The exercise:
Of all the lines in the material, how many include the word "like"? Give only the number.

Data lines:
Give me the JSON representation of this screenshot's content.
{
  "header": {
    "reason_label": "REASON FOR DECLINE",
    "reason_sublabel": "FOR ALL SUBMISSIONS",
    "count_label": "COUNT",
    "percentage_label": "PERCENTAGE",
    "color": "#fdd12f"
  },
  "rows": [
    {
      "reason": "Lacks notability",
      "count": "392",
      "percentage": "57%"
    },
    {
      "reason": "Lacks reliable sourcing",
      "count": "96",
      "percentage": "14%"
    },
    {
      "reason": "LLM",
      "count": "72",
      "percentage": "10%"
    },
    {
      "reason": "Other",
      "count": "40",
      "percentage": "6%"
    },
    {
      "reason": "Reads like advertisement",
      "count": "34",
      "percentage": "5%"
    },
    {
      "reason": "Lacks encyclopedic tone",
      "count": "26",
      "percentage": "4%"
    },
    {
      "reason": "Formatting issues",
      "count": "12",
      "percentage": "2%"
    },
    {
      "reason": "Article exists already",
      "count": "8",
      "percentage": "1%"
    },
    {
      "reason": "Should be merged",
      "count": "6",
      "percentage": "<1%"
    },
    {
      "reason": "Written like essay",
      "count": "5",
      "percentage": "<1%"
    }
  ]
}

Output of the exercise:
2